▶ _REQUIRED TASK_: For the data below, work out how many lines contain the word "text" and supply only that number.
## Begin DATA RECORDS
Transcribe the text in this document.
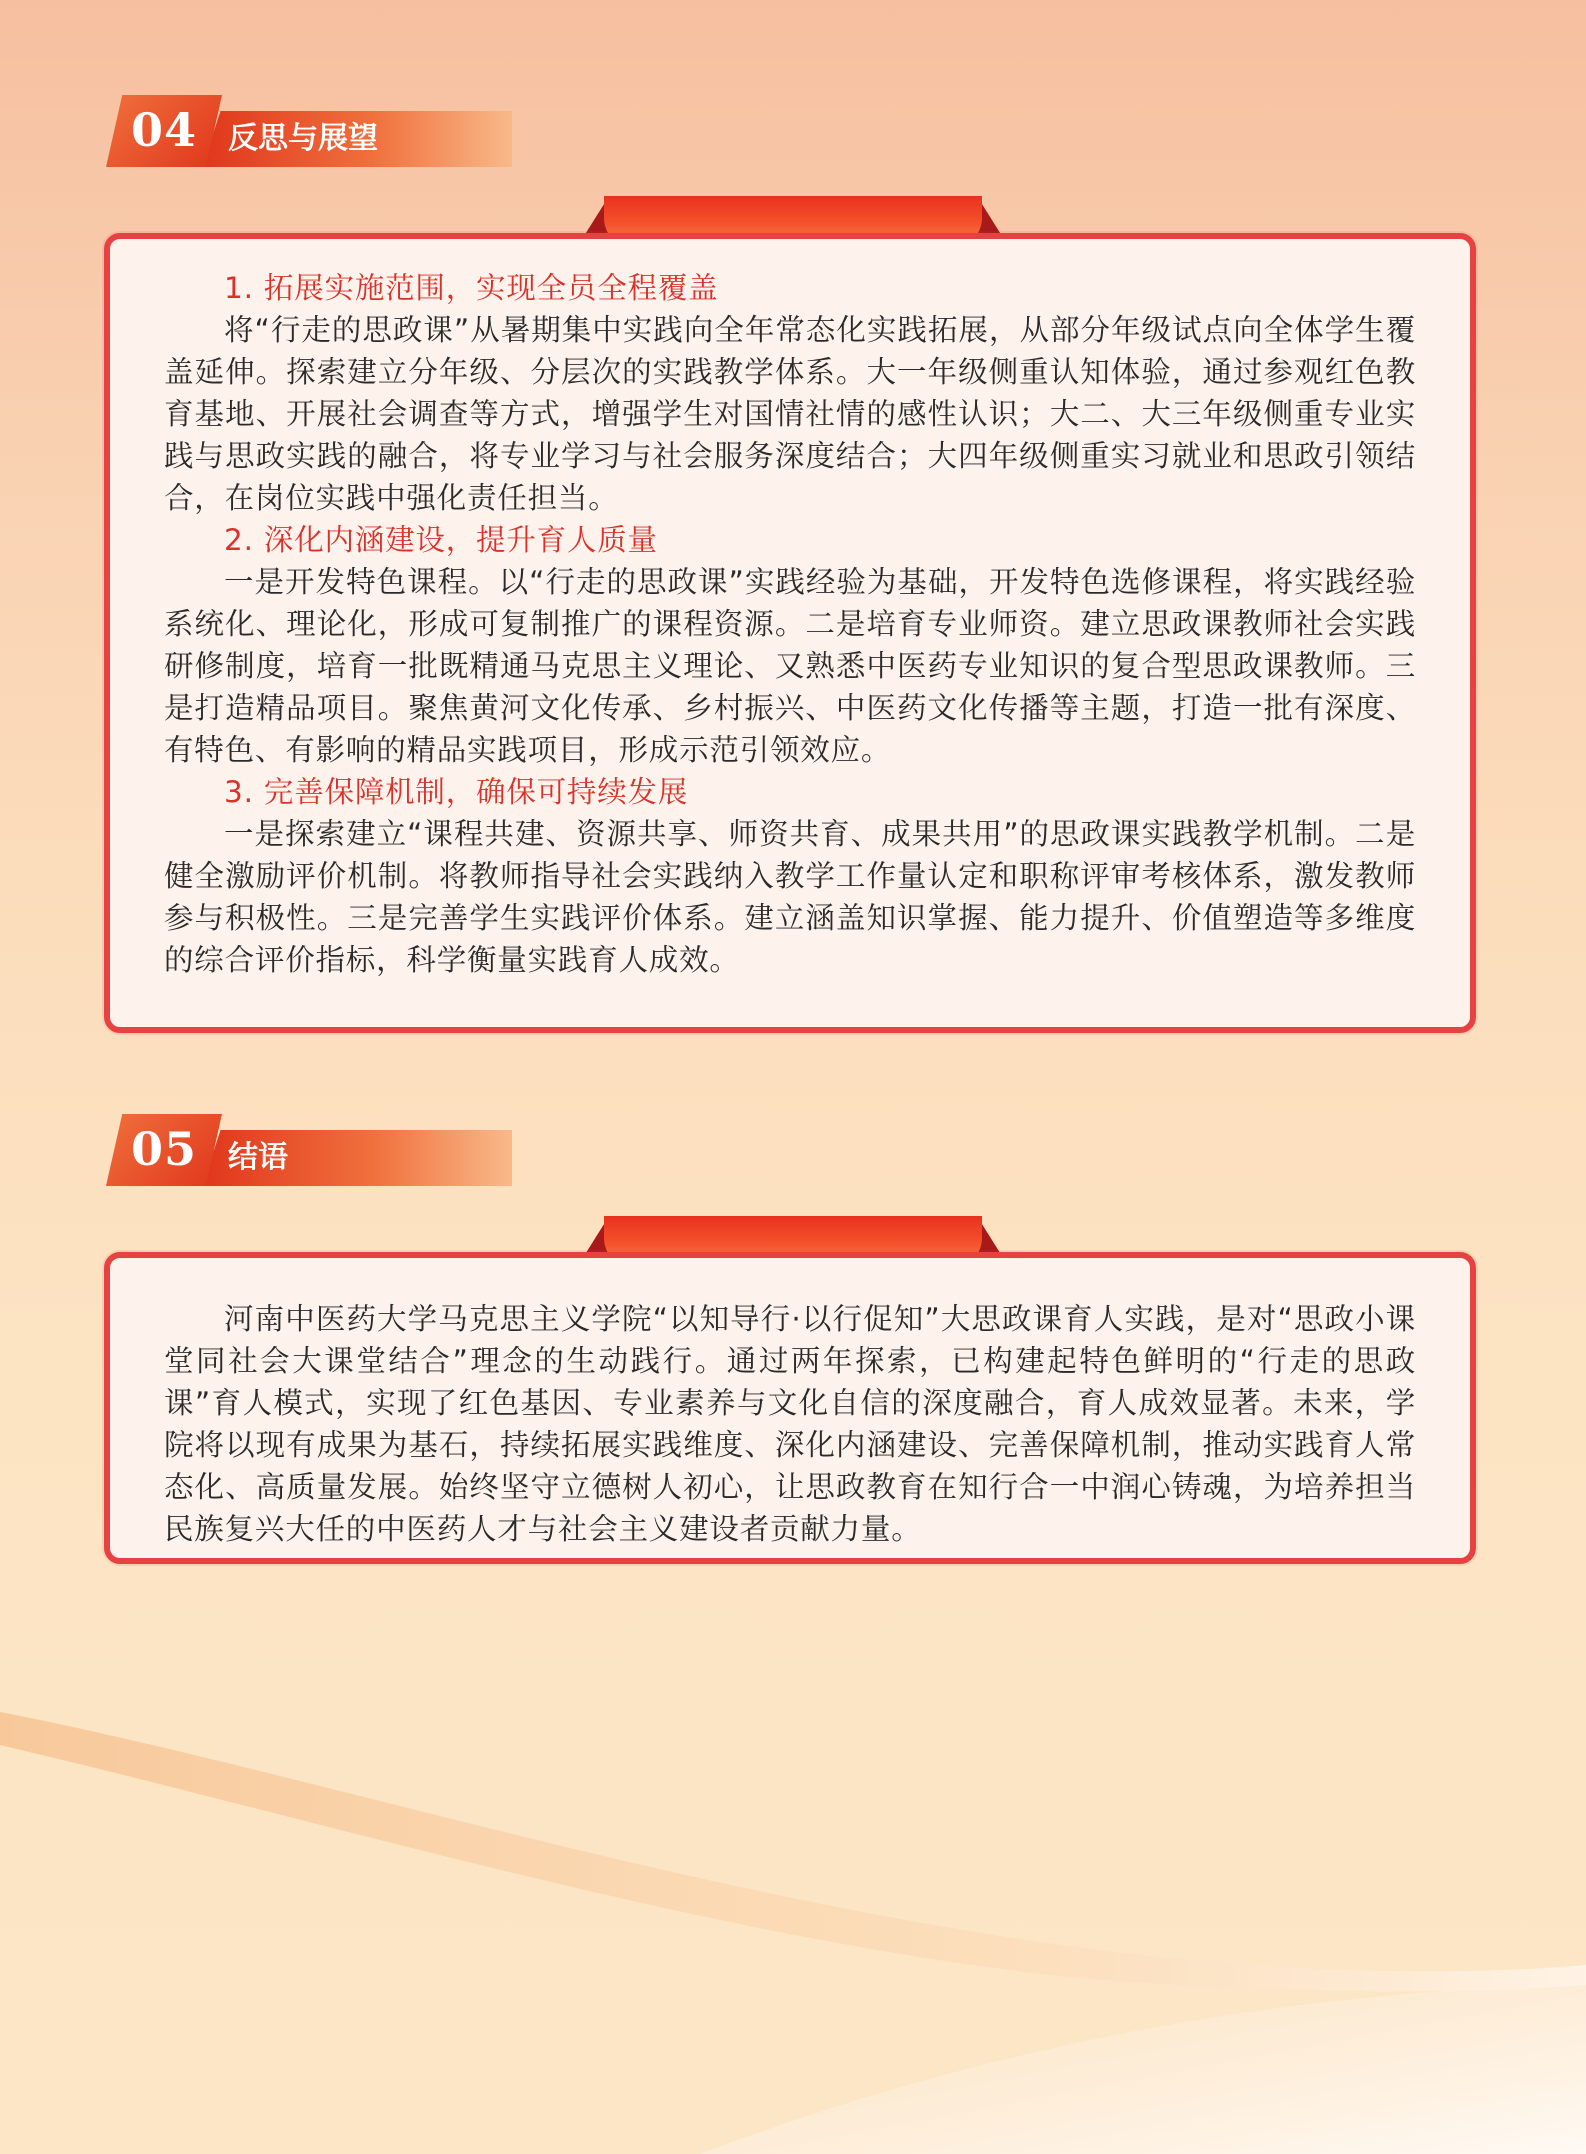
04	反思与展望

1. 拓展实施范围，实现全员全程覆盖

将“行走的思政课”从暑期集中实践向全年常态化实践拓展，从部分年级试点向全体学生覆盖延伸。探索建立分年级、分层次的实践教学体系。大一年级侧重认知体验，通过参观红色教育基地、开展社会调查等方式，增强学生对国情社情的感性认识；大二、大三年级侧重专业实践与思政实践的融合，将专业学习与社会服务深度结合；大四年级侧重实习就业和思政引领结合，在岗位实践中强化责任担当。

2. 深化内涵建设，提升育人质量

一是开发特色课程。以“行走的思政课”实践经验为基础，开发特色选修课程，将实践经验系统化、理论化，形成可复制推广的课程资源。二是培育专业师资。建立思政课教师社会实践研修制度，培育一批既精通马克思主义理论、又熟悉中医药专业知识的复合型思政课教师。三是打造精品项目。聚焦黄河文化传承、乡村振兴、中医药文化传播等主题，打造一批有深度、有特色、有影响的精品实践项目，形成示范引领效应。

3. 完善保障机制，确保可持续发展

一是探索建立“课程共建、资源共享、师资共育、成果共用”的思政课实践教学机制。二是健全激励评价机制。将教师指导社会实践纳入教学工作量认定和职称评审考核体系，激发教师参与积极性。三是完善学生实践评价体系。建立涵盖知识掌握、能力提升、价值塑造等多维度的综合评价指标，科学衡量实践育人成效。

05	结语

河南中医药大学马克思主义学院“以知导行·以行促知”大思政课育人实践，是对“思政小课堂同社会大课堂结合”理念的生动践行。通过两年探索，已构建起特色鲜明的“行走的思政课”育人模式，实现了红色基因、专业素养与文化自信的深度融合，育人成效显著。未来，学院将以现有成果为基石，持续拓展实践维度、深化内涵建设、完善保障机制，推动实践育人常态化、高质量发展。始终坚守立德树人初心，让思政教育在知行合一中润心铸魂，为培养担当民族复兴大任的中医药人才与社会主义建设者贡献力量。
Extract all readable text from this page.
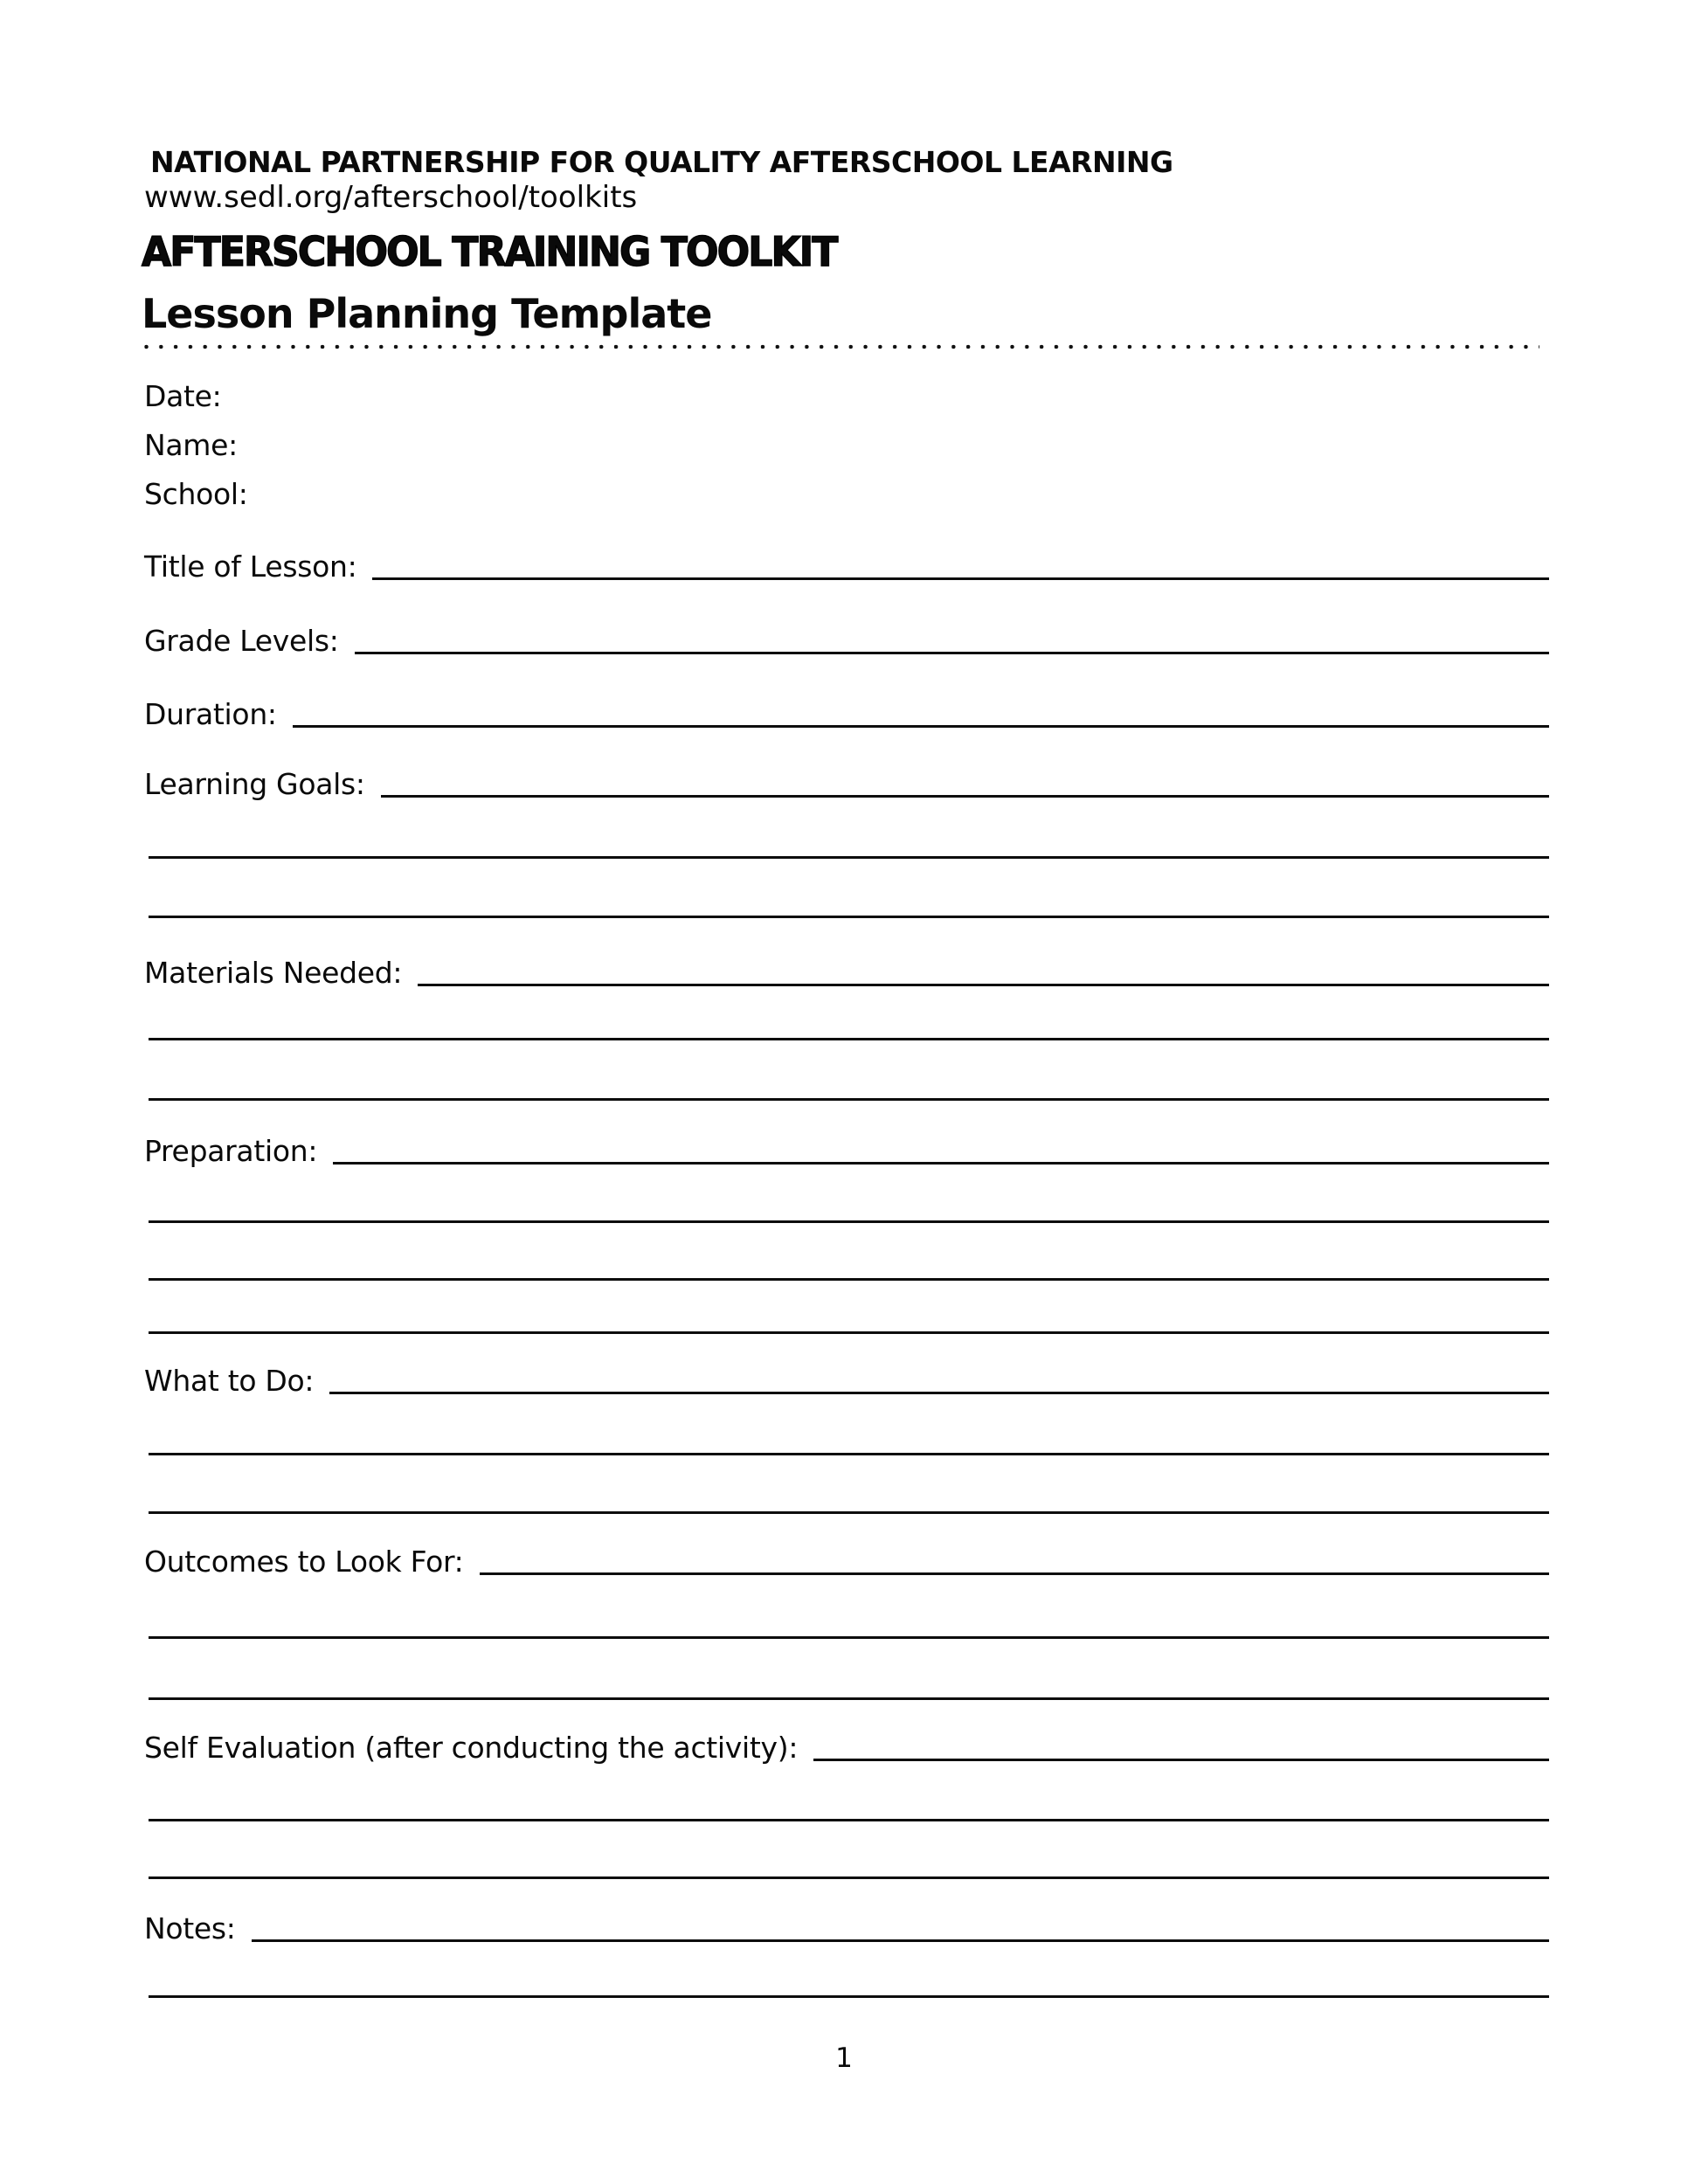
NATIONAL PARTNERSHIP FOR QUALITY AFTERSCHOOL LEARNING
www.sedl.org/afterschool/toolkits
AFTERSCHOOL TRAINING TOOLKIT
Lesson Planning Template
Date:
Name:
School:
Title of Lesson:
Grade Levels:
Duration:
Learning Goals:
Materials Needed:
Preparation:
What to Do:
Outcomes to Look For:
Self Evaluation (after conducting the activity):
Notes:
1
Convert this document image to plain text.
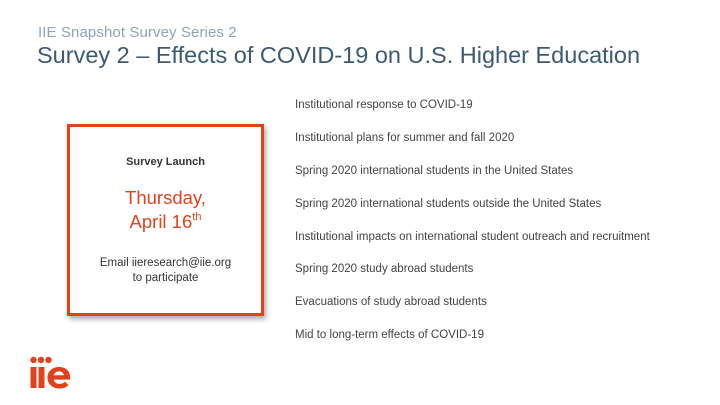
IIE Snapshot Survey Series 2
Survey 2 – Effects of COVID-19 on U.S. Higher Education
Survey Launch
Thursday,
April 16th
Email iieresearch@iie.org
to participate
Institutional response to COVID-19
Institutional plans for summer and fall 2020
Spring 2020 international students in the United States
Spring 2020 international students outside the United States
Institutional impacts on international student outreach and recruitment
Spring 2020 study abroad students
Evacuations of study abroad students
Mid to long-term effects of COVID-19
## End DATA RECORDS
▶ _TASK SOLUTION_: 3